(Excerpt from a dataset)
★ ★ ★ ★ ★
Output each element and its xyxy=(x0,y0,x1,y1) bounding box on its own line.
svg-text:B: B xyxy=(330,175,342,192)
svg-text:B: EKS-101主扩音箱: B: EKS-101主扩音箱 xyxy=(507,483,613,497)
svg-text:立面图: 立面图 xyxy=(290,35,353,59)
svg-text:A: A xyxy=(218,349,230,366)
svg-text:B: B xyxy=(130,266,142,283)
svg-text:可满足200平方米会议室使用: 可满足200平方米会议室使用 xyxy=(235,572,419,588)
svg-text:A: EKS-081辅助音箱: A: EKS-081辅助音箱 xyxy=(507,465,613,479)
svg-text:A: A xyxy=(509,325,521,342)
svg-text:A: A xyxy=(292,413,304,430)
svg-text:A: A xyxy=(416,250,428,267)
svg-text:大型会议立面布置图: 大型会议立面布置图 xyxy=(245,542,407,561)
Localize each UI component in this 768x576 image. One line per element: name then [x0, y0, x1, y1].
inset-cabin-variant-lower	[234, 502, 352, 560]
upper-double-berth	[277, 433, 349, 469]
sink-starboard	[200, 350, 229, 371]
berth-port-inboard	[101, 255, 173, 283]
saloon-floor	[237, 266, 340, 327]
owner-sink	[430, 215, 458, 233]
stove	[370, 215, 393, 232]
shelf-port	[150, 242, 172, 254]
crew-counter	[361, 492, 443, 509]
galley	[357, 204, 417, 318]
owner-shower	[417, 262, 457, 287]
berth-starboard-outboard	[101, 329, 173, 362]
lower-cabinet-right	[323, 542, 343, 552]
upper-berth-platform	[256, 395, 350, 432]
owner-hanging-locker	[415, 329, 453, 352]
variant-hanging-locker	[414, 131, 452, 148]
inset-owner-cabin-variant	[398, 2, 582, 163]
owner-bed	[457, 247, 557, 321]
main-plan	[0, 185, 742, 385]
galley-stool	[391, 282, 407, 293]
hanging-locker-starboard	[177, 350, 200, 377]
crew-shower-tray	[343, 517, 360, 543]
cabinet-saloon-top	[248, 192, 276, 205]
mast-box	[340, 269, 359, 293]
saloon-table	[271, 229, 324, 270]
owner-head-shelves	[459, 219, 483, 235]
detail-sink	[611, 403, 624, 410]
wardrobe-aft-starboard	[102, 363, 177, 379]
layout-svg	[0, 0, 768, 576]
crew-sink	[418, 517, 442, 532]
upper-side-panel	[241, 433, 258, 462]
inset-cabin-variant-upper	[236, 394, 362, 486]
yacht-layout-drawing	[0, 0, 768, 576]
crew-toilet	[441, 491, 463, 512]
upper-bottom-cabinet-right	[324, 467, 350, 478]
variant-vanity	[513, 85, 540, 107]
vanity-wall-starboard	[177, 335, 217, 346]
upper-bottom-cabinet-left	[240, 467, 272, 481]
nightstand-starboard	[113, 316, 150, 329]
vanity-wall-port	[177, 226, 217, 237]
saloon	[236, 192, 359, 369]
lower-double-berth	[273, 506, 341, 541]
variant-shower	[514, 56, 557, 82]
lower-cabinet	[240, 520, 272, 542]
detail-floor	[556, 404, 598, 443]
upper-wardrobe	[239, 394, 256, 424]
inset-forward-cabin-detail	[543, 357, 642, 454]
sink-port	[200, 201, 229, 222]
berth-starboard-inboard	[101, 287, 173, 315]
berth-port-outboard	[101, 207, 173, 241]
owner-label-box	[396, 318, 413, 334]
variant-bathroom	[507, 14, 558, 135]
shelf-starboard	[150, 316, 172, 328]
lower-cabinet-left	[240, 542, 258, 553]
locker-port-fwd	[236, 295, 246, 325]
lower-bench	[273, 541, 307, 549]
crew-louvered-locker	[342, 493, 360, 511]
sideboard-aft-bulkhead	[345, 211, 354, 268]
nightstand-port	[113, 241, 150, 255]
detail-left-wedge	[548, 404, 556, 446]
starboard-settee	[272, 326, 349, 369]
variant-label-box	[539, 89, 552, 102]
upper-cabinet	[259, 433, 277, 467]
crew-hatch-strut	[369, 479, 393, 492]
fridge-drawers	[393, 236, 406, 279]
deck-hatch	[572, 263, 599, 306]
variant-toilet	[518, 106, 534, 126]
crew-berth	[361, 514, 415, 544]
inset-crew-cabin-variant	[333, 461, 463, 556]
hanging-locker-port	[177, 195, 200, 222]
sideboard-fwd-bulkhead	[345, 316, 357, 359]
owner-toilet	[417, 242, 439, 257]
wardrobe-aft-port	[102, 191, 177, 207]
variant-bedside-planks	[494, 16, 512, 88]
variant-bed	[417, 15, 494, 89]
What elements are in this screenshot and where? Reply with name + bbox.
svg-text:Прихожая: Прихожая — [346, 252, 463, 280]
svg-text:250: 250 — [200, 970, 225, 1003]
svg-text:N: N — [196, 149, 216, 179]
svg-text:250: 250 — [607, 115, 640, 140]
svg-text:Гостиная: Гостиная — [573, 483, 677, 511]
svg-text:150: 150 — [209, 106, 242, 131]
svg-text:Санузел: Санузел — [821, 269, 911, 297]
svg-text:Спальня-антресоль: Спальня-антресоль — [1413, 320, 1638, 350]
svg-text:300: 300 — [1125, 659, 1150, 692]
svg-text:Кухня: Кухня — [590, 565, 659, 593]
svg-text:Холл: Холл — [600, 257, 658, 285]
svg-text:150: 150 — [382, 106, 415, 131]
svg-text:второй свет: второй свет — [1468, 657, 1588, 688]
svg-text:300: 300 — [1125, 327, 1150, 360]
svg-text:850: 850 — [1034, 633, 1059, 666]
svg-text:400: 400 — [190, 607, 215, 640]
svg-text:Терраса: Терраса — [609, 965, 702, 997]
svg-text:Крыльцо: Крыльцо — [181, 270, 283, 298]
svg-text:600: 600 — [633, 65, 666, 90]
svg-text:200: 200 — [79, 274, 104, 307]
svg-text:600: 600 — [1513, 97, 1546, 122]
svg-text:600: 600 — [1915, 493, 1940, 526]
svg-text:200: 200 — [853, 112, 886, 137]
★ ★ ★ ★ ★
### [Given problem]
Reproduce the records above, replacing "owner" with "master" wherever it occurs and leaving everything else unchanged.

### [Result of this task]
Output each element and its xyxy=(x0,y0,x1,y1) bounding box on its own line.
svg-text:B: B xyxy=(330,175,342,192)
svg-text:B: EKS-101主扩音箱: B: EKS-101主扩音箱 xyxy=(507,483,613,497)
svg-text:立面图: 立面图 xyxy=(290,35,353,59)
svg-text:A: A xyxy=(218,349,230,366)
svg-text:B: B xyxy=(130,266,142,283)
svg-text:可满足200平方米会议室使用: 可满足200平方米会议室使用 xyxy=(235,572,419,588)
svg-text:A: EKS-081辅助音箱: A: EKS-081辅助音箱 xyxy=(507,465,613,479)
svg-text:A: A xyxy=(509,325,521,342)
svg-text:A: A xyxy=(292,413,304,430)
svg-text:A: A xyxy=(416,250,428,267)
svg-text:大型会议立面布置图: 大型会议立面布置图 xyxy=(245,542,407,561)
Localize each UI component in this 768x576 image. One line per element: name then [x0, y0, x1, y1].
inset-cabin-variant-lower	[234, 502, 352, 560]
upper-double-berth	[277, 433, 349, 469]
sink-starboard	[200, 350, 229, 371]
berth-port-inboard	[101, 255, 173, 283]
saloon-floor	[237, 266, 340, 327]
master-sink	[430, 215, 458, 233]
stove	[370, 215, 393, 232]
shelf-port	[150, 242, 172, 254]
crew-counter	[361, 492, 443, 509]
galley	[357, 204, 417, 318]
master-shower	[417, 262, 457, 287]
berth-starboard-outboard	[101, 329, 173, 362]
lower-cabinet-right	[323, 542, 343, 552]
upper-berth-platform	[256, 395, 350, 432]
master-hanging-locker	[415, 329, 453, 352]
variant-hanging-locker	[414, 131, 452, 148]
inset-master-cabin-variant	[398, 2, 582, 163]
master-bed	[457, 247, 557, 321]
main-plan	[0, 185, 742, 385]
galley-stool	[391, 282, 407, 293]
hanging-locker-starboard	[177, 350, 200, 377]
crew-shower-tray	[343, 517, 360, 543]
cabinet-saloon-top	[248, 192, 276, 205]
mast-box	[340, 269, 359, 293]
saloon-table	[271, 229, 324, 270]
master-head-shelves	[459, 219, 483, 235]
detail-sink	[611, 403, 624, 410]
wardrobe-aft-starboard	[102, 363, 177, 379]
layout-svg	[0, 0, 768, 576]
crew-sink	[418, 517, 442, 532]
upper-side-panel	[241, 433, 258, 462]
inset-cabin-variant-upper	[236, 394, 362, 486]
yacht-layout-drawing	[0, 0, 768, 576]
crew-toilet	[441, 491, 463, 512]
upper-bottom-cabinet-right	[324, 467, 350, 478]
variant-vanity	[513, 85, 540, 107]
vanity-wall-starboard	[177, 335, 217, 346]
upper-bottom-cabinet-left	[240, 467, 272, 481]
nightstand-starboard	[113, 316, 150, 329]
vanity-wall-port	[177, 226, 217, 237]
saloon	[236, 192, 359, 369]
lower-double-berth	[273, 506, 341, 541]
variant-shower	[514, 56, 557, 82]
lower-cabinet	[240, 520, 272, 542]
detail-floor	[556, 404, 598, 443]
upper-wardrobe	[239, 394, 256, 424]
inset-forward-cabin-detail	[543, 357, 642, 454]
sink-port	[200, 201, 229, 222]
berth-starboard-inboard	[101, 287, 173, 315]
berth-port-outboard	[101, 207, 173, 241]
master-label-box	[396, 318, 413, 334]
variant-bathroom	[507, 14, 558, 135]
shelf-starboard	[150, 316, 172, 328]
lower-cabinet-left	[240, 542, 258, 553]
locker-port-fwd	[236, 295, 246, 325]
lower-bench	[273, 541, 307, 549]
crew-louvered-locker	[342, 493, 360, 511]
sideboard-aft-bulkhead	[345, 211, 354, 268]
nightstand-port	[113, 241, 150, 255]
detail-left-wedge	[548, 404, 556, 446]
starboard-settee	[272, 326, 349, 369]
variant-label-box	[539, 89, 552, 102]
upper-cabinet	[259, 433, 277, 467]
crew-hatch-strut	[369, 479, 393, 492]
fridge-drawers	[393, 236, 406, 279]
deck-hatch	[572, 263, 599, 306]
variant-toilet	[518, 106, 534, 126]
crew-berth	[361, 514, 415, 544]
inset-crew-cabin-variant	[333, 461, 463, 556]
hanging-locker-port	[177, 195, 200, 222]
sideboard-fwd-bulkhead	[345, 316, 357, 359]
master-toilet	[417, 242, 439, 257]
wardrobe-aft-port	[102, 191, 177, 207]
variant-bedside-planks	[494, 16, 512, 88]
variant-bed	[417, 15, 494, 89]
What elements are in this screenshot and where? Reply with name + bbox.
svg-text:Прихожая: Прихожая — [346, 252, 463, 280]
svg-text:250: 250 — [200, 970, 225, 1003]
svg-text:N: N — [196, 149, 216, 179]
svg-text:250: 250 — [607, 115, 640, 140]
svg-text:Гостиная: Гостиная — [573, 483, 677, 511]
svg-text:150: 150 — [209, 106, 242, 131]
svg-text:Санузел: Санузел — [821, 269, 911, 297]
svg-text:Спальня-антресоль: Спальня-антресоль — [1413, 320, 1638, 350]
svg-text:300: 300 — [1125, 659, 1150, 692]
svg-text:Кухня: Кухня — [590, 565, 659, 593]
svg-text:Холл: Холл — [600, 257, 658, 285]
svg-text:150: 150 — [382, 106, 415, 131]
svg-text:второй свет: второй свет — [1468, 657, 1588, 688]
svg-text:300: 300 — [1125, 327, 1150, 360]
svg-text:850: 850 — [1034, 633, 1059, 666]
svg-text:400: 400 — [190, 607, 215, 640]
svg-text:Терраса: Терраса — [609, 965, 702, 997]
svg-text:Крыльцо: Крыльцо — [181, 270, 283, 298]
svg-text:600: 600 — [633, 65, 666, 90]
svg-text:200: 200 — [79, 274, 104, 307]
svg-text:600: 600 — [1513, 97, 1546, 122]
svg-text:600: 600 — [1915, 493, 1940, 526]
svg-text:200: 200 — [853, 112, 886, 137]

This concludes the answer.